> _INSTRUCTIONS FOR THE TASK_: Keeping each word and mark in place, write out the full listing once more.

> _RECORDS PROVIDED_:
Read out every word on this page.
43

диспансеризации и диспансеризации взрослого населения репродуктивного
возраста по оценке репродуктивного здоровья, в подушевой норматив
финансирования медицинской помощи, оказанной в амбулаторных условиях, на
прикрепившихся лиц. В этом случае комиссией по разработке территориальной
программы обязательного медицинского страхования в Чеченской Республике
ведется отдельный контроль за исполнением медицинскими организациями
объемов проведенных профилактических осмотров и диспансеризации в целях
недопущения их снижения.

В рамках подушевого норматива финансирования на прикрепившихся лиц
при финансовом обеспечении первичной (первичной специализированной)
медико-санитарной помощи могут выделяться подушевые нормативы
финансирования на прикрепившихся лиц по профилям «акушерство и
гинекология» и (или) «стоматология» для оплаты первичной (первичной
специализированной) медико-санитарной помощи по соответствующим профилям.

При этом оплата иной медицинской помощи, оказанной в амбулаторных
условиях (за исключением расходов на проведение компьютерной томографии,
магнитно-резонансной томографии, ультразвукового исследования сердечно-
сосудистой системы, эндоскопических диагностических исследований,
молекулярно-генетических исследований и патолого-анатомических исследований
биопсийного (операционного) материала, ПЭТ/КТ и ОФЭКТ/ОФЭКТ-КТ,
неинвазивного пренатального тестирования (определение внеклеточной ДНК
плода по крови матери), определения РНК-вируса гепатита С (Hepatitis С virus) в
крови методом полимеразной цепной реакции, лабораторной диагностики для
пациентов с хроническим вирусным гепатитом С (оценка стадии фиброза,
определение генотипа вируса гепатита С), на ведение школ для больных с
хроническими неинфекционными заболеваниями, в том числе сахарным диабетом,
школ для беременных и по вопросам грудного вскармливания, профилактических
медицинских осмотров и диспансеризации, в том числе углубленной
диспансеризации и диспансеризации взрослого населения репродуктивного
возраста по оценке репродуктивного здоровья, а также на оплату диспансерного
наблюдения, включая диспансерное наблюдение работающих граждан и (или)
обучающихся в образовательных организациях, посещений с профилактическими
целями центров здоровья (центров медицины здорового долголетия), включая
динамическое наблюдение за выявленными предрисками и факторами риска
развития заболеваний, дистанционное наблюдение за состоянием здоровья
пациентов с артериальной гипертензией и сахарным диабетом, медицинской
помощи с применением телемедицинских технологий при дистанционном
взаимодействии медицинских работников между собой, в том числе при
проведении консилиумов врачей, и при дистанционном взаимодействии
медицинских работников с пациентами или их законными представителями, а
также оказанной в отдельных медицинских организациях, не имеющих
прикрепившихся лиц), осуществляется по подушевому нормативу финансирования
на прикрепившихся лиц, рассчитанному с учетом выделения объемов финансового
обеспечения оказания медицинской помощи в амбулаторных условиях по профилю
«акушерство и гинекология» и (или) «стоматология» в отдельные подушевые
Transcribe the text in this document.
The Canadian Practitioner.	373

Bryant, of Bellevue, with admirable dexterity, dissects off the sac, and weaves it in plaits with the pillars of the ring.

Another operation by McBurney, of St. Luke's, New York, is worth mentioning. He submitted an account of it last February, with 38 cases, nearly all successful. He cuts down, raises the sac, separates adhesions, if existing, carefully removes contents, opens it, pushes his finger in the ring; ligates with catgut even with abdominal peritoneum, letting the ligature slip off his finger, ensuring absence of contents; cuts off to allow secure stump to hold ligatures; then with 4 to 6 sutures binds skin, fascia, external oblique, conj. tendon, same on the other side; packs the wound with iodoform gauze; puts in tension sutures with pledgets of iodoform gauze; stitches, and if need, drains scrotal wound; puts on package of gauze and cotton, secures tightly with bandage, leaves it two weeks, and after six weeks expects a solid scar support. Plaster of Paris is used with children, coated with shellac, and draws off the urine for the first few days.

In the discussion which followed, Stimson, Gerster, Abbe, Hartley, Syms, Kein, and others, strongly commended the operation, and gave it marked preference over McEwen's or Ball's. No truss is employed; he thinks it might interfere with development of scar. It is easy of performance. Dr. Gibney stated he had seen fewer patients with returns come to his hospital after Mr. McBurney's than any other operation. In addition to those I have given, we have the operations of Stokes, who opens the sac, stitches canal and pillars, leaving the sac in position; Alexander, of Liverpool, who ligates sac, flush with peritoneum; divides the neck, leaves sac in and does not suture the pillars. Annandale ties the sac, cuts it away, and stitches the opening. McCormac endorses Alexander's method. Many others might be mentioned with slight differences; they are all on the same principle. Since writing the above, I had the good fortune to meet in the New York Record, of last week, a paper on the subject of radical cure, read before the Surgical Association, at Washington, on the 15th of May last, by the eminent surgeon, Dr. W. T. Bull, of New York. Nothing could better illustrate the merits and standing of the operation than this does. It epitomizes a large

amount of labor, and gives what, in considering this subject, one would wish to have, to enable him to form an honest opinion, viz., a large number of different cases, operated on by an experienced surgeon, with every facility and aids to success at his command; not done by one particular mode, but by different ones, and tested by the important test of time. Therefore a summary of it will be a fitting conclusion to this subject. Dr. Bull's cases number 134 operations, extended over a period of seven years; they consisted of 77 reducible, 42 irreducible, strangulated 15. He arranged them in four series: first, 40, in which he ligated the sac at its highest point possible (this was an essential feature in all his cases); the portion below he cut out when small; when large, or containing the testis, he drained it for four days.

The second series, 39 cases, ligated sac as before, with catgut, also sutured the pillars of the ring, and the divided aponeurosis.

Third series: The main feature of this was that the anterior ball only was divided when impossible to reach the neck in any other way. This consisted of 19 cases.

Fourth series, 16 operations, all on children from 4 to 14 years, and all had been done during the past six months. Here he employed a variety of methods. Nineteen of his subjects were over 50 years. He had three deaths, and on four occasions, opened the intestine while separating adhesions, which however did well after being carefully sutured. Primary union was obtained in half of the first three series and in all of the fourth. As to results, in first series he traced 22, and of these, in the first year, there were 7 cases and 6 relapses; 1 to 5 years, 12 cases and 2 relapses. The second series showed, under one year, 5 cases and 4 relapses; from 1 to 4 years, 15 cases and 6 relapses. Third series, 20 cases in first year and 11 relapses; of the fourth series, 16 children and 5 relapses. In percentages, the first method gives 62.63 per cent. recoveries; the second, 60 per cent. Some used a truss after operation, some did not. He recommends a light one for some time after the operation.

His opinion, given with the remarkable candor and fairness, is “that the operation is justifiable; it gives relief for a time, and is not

> _WRITTEN SOLUTION_:
Read out every word on this page.
43

диспансеризации и диспансеризации взрослого населения репродуктивного
возраста по оценке репродуктивного здоровья, в подушевой норматив
финансирования медицинской помощи, оказанной в амбулаторных условиях, на
прикрепившихся лиц. В этом случае комиссией по разработке территориальной
программы обязательного медицинского страхования в Чеченской Республике
ведется отдельный контроль за исполнением медицинскими организациями
объемов проведенных профилактических осмотров и диспансеризации в целях
недопущения их снижения.

В рамках подушевого норматива финансирования на прикрепившихся лиц
при финансовом обеспечении первичной (первичной специализированной)
медико-санитарной помощи могут выделяться подушевые нормативы
финансирования на прикрепившихся лиц по профилям «акушерство и
гинекология» и (или) «стоматология» для оплаты первичной (первичной
специализированной) медико-санитарной помощи по соответствующим профилям.

При этом оплата иной медицинской помощи, оказанной в амбулаторных
условиях (за исключением расходов на проведение компьютерной томографии,
магнитно-резонансной томографии, ультразвукового исследования сердечно-
сосудистой системы, эндоскопических диагностических исследований,
молекулярно-генетических исследований и патолого-анатомических исследований
биопсийного (операционного) материала, ПЭТ/КТ и ОФЭКТ/ОФЭКТ-КТ,
неинвазивного пренатального тестирования (определение внеклеточной ДНК
плода по крови матери), определения РНК-вируса гепатита С (Hepatitis С virus) в
крови методом полимеразной цепной реакции, лабораторной диагностики для
пациентов с хроническим вирусным гепатитом С (оценка стадии фиброза,
определение генотипа вируса гепатита С), на ведение школ для больных с
хроническими неинфекционными заболеваниями, в том числе сахарным диабетом,
школ для беременных и по вопросам грудного вскармливания, профилактических
медицинских осмотров и диспансеризации, в том числе углубленной
диспансеризации и диспансеризации взрослого населения репродуктивного
возраста по оценке репродуктивного здоровья, а также на оплату диспансерного
наблюдения, включая диспансерное наблюдение работающих граждан и (или)
обучающихся в образовательных организациях, посещений с профилактическими
целями центров здоровья (центров медицины здорового долголетия), включая
динамическое наблюдение за выявленными предрисками и факторами риска
развития заболеваний, дистанционное наблюдение за состоянием здоровья
пациентов с артериальной гипертензией и сахарным диабетом, медицинской
помощи с применением телемедицинских технологий при дистанционном
взаимодействии медицинских работников между собой, в том числе при
проведении консилиумов врачей, и при дистанционном взаимодействии
медицинских работников с пациентами или их законными представителями, а
также оказанной в отдельных медицинских организациях, не имеющих
прикрепившихся лиц), осуществляется по подушевому нормативу финансирования
на прикрепившихся лиц, рассчитанному с учетом выделения объемов финансового
обеспечения оказания медицинской помощи в амбулаторных условиях по профилю
«акушерство и гинекология» и (или) «стоматология» в отдельные подушевые
Transcribe the text in this document.
The Canadian Practitioner.	373

Bryant, of Bellevue, with admirable dexterity, dissects off the sac, and weaves it in plaits with the pillars of the ring.

Another operation by McBurney, of St. Luke's, New York, is worth mentioning. He submitted an account of it last February, with 38 cases, nearly all successful. He cuts down, raises the sac, separates adhesions, if existing, carefully removes contents, opens it, pushes his finger in the ring; ligates with catgut even with abdominal peritoneum, letting the ligature slip off his finger, ensuring absence of contents; cuts off to allow secure stump to hold ligatures; then with 4 to 6 sutures binds skin, fascia, external oblique, conj. tendon, same on the other side; packs the wound with iodoform gauze; puts in tension sutures with pledgets of iodoform gauze; stitches, and if need, drains scrotal wound; puts on package of gauze and cotton, secures tightly with bandage, leaves it two weeks, and after six weeks expects a solid scar support. Plaster of Paris is used with children, coated with shellac, and draws off the urine for the first few days.

In the discussion which followed, Stimson, Gerster, Abbe, Hartley, Syms, Kein, and others, strongly commended the operation, and gave it marked preference over McEwen's or Ball's. No truss is employed; he thinks it might interfere with development of scar. It is easy of performance. Dr. Gibney stated he had seen fewer patients with returns come to his hospital after Mr. McBurney's than any other operation. In addition to those I have given, we have the operations of Stokes, who opens the sac, stitches canal and pillars, leaving the sac in position; Alexander, of Liverpool, who ligates sac, flush with peritoneum; divides the neck, leaves sac in and does not suture the pillars. Annandale ties the sac, cuts it away, and stitches the opening. McCormac endorses Alexander's method. Many others might be mentioned with slight differences; they are all on the same principle. Since writing the above, I had the good fortune to meet in the New York Record, of last week, a paper on the subject of radical cure, read before the Surgical Association, at Washington, on the 15th of May last, by the eminent surgeon, Dr. W. T. Bull, of New York. Nothing could better illustrate the merits and standing of the operation than this does. It epitomizes a large

amount of labor, and gives what, in considering this subject, one would wish to have, to enable him to form an honest opinion, viz., a large number of different cases, operated on by an experienced surgeon, with every facility and aids to success at his command; not done by one particular mode, but by different ones, and tested by the important test of time. Therefore a summary of it will be a fitting conclusion to this subject. Dr. Bull's cases number 134 operations, extended over a period of seven years; they consisted of 77 reducible, 42 irreducible, strangulated 15. He arranged them in four series: first, 40, in which he ligated the sac at its highest point possible (this was an essential feature in all his cases); the portion below he cut out when small; when large, or containing the testis, he drained it for four days.

The second series, 39 cases, ligated sac as before, with catgut, also sutured the pillars of the ring, and the divided aponeurosis.

Third series: The main feature of this was that the anterior ball only was divided when impossible to reach the neck in any other way. This consisted of 19 cases.

Fourth series, 16 operations, all on children from 4 to 14 years, and all had been done during the past six months. Here he employed a variety of methods. Nineteen of his subjects were over 50 years. He had three deaths, and on four occasions, opened the intestine while separating adhesions, which however did well after being carefully sutured. Primary union was obtained in half of the first three series and in all of the fourth. As to results, in first series he traced 22, and of these, in the first year, there were 7 cases and 6 relapses; 1 to 5 years, 12 cases and 2 relapses. The second series showed, under one year, 5 cases and 4 relapses; from 1 to 4 years, 15 cases and 6 relapses. Third series, 20 cases in first year and 11 relapses; of the fourth series, 16 children and 5 relapses. In percentages, the first method gives 62.63 per cent. recoveries; the second, 60 per cent. Some used a truss after operation, some did not. He recommends a light one for some time after the operation.

His opinion, given with the remarkable candor and fairness, is “that the operation is justifiable; it gives relief for a time, and is not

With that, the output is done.